**RAW DATA**
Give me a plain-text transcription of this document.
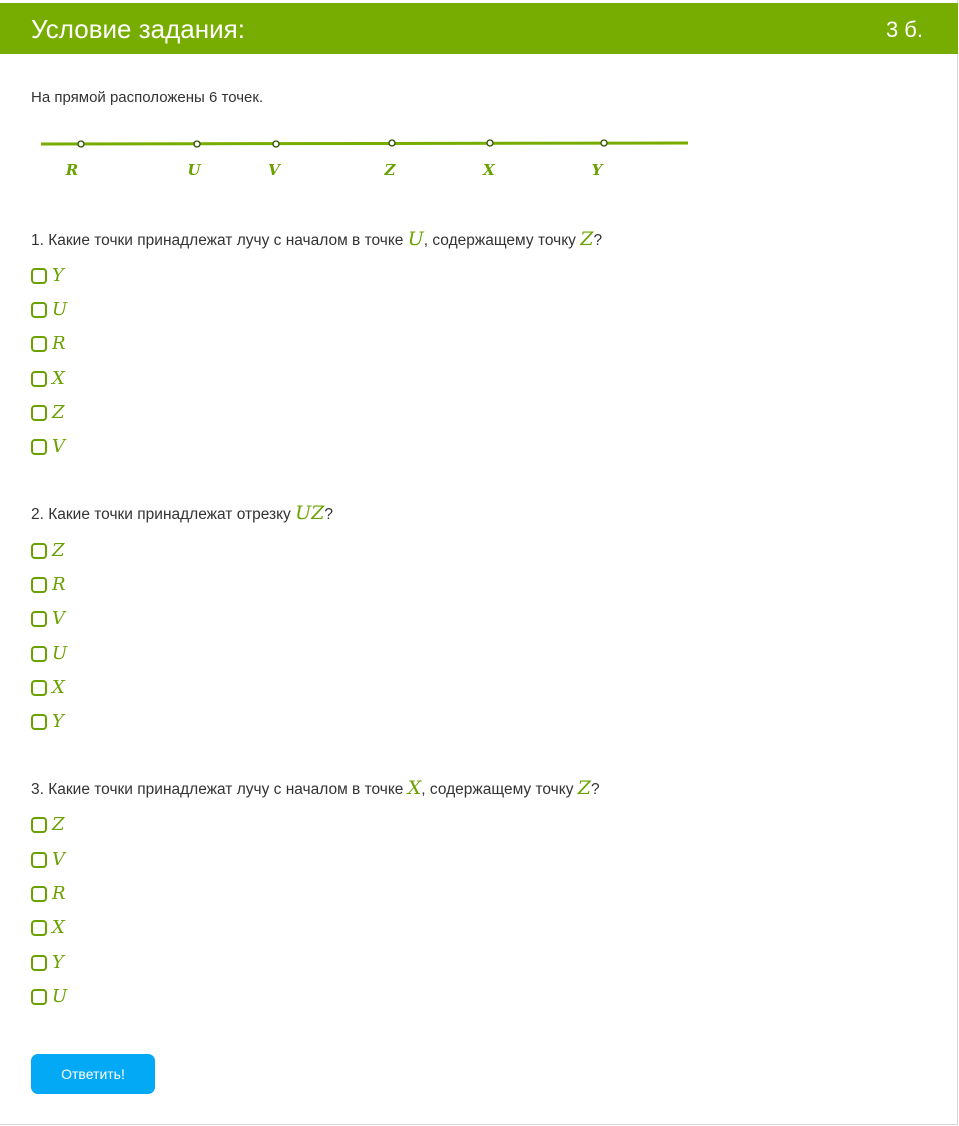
Условие задания:	3 б.
На прямой расположены 6 точек.
R	U	V	Z	X	Y
1. Какие точки принадлежат лучу с началом в точке U, содержащему точку Z?
Y
U
R
X
Z
V
2. Какие точки принадлежат отрезку UZ?
Z
R
V
U
X
Y
3. Какие точки принадлежат лучу с началом в точке X, содержащему точку Z?
Z
V
R
X
Y
U
Ответить!
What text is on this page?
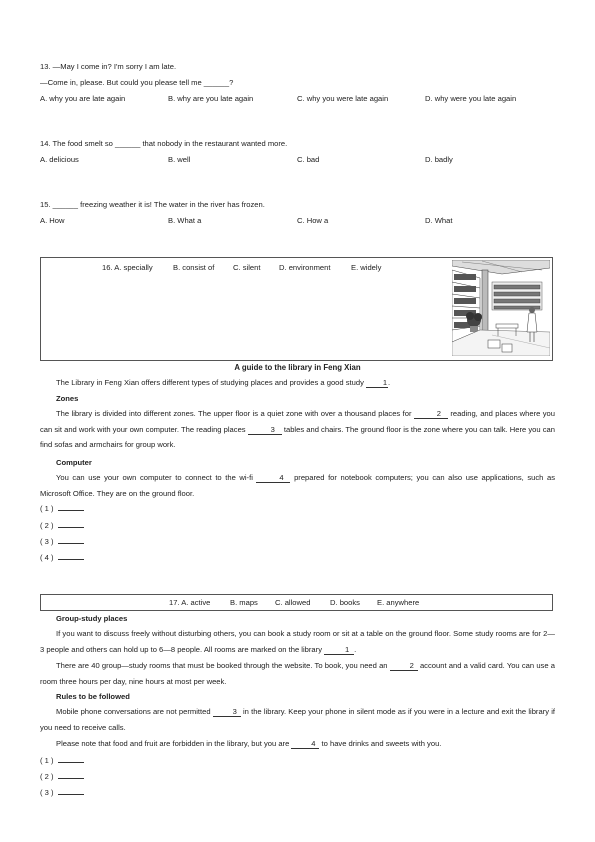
13. —May I come in? I'm sorry I am late.
—Come in, please. But could you please tell me ______?
A. why you are late again	B. why are you late again	C. why you were late again	D. why were you late again
14. The food smelt so ______ that nobody in the restaurant wanted more.
A. delicious	B. well	C. bad	D. badly
15. ______ freezing weather it is! The water in the river has frozen.
A. How	B. What a	C. How a	D. What
16. A. specially	B. consist of C. silent D. environment	E. widely
A guide to the library in Feng Xian
The Library in Feng Xian offers different types of studying places and provides a good study 1.
Zones
The library is divided into different zones. The upper floor is a quiet zone with over a thousand places for	2 reading, and places where you can sit and work with your own computer. The reading places	3 tables and chairs. The ground floor is the zone where you can talk. Here you can find sofas and armchairs for group work.
Computer
You can use your own computer to connect to the wi-fi	4 prepared for notebook computers; you can also use applications, such as Microsoft Office. They are on the ground floor.
( 1 )
( 2 )
( 3 )
( 4 )
17. A. active	B. maps C. allowed	D. books E. anywhere
Group-study places
If you want to discuss freely without disturbing others, you can book a study room or sit at a table on the ground floor. Some study rooms are for 2—3 people and others can hold up to 6—8 people. All rooms are marked on the library	1 .
There are 40 group—study rooms that must be booked through the website. To book, you need an	2 account and a valid card. You can use a room three hours per day, nine hours at most per week.
Rules to be followed
Mobile phone conversations are not permitted	3 in the library. Keep your phone in silent mode as if you were in a lecture and exit the library if you need to receive calls.
Please note that food and fruit are forbidden in the library, but you are	4 to have drinks and sweets with you.
( 1 )
( 2 )
( 3 )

**TASK DETAILS**
Transcribe each entry precisely as given, leaving the pictures out.

**IN RESPONSE**
Give me a plain-text transcription of this document.
Условие задания:	3 б.
На прямой расположены 6 точек.
R	U	V	Z	X	Y
1. Какие точки принадлежат лучу с началом в точке U, содержащему точку Z?
Y
U
R
X
Z
V
2. Какие точки принадлежат отрезку UZ?
Z
R
V
U
X
Y
3. Какие точки принадлежат лучу с началом в точке X, содержащему точку Z?
Z
V
R
X
Y
U
Ответить!
What text is on this page?
13. —May I come in? I'm sorry I am late.
—Come in, please. But could you please tell me ______?
A. why you are late again	B. why are you late again	C. why you were late again	D. why were you late again
14. The food smelt so ______ that nobody in the restaurant wanted more.
A. delicious	B. well	C. bad	D. badly
15. ______ freezing weather it is! The water in the river has frozen.
A. How	B. What a	C. How a	D. What
16. A. specially	B. consist of C. silent D. environment	E. widely
A guide to the library in Feng Xian
The Library in Feng Xian offers different types of studying places and provides a good study 1.
Zones
The library is divided into different zones. The upper floor is a quiet zone with over a thousand places for	2 reading, and places where you can sit and work with your own computer. The reading places	3 tables and chairs. The ground floor is the zone where you can talk. Here you can find sofas and armchairs for group work.
Computer
You can use your own computer to connect to the wi-fi	4 prepared for notebook computers; you can also use applications, such as Microsoft Office. They are on the ground floor.
( 1 )
( 2 )
( 3 )
( 4 )
17. A. active	B. maps C. allowed	D. books E. anywhere
Group-study places
If you want to discuss freely without disturbing others, you can book a study room or sit at a table on the ground floor. Some study rooms are for 2—3 people and others can hold up to 6—8 people. All rooms are marked on the library	1 .
There are 40 group—study rooms that must be booked through the website. To book, you need an	2 account and a valid card. You can use a room three hours per day, nine hours at most per week.
Rules to be followed
Mobile phone conversations are not permitted	3 in the library. Keep your phone in silent mode as if you were in a lecture and exit the library if you need to receive calls.
Please note that food and fruit are forbidden in the library, but you are	4 to have drinks and sweets with you.
( 1 )
( 2 )
( 3 )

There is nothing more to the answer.